[Goal]: Copy out the listing that follows, exactly, without its pictures.

--*--

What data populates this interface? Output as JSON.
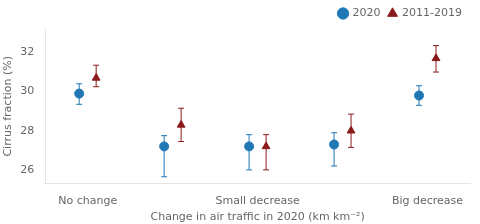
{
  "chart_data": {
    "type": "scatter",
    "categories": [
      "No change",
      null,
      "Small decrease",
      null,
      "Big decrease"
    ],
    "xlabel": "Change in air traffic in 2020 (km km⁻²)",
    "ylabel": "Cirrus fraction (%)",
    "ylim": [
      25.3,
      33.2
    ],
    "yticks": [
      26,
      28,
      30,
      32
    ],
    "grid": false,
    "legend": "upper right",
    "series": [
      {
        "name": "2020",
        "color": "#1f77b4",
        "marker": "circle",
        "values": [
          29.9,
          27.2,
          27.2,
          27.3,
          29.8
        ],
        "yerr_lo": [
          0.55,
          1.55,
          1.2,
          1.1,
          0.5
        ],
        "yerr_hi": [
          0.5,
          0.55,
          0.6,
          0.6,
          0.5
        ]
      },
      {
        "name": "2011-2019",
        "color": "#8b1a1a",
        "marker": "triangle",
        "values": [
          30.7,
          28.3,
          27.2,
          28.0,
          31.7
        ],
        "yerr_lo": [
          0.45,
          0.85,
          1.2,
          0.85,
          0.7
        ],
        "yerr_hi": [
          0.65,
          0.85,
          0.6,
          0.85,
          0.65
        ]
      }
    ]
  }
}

--*--

[The response]:
What data populates this interface? Output as JSON.
{
  "chart_data": {
    "type": "scatter",
    "categories": [
      "No change",
      null,
      "Small decrease",
      null,
      "Big decrease"
    ],
    "xlabel": "Change in air traffic in 2020 (km km⁻²)",
    "ylabel": "Cirrus fraction (%)",
    "ylim": [
      25.3,
      33.2
    ],
    "yticks": [
      26,
      28,
      30,
      32
    ],
    "grid": false,
    "legend": "upper right",
    "series": [
      {
        "name": "2020",
        "color": "#1f77b4",
        "marker": "circle",
        "values": [
          29.9,
          27.2,
          27.2,
          27.3,
          29.8
        ],
        "yerr_lo": [
          0.55,
          1.55,
          1.2,
          1.1,
          0.5
        ],
        "yerr_hi": [
          0.5,
          0.55,
          0.6,
          0.6,
          0.5
        ]
      },
      {
        "name": "2011-2019",
        "color": "#8b1a1a",
        "marker": "triangle",
        "values": [
          30.7,
          28.3,
          27.2,
          28.0,
          31.7
        ],
        "yerr_lo": [
          0.45,
          0.85,
          1.2,
          0.85,
          0.7
        ],
        "yerr_hi": [
          0.65,
          0.85,
          0.6,
          0.85,
          0.65
        ]
      }
    ]
  }
}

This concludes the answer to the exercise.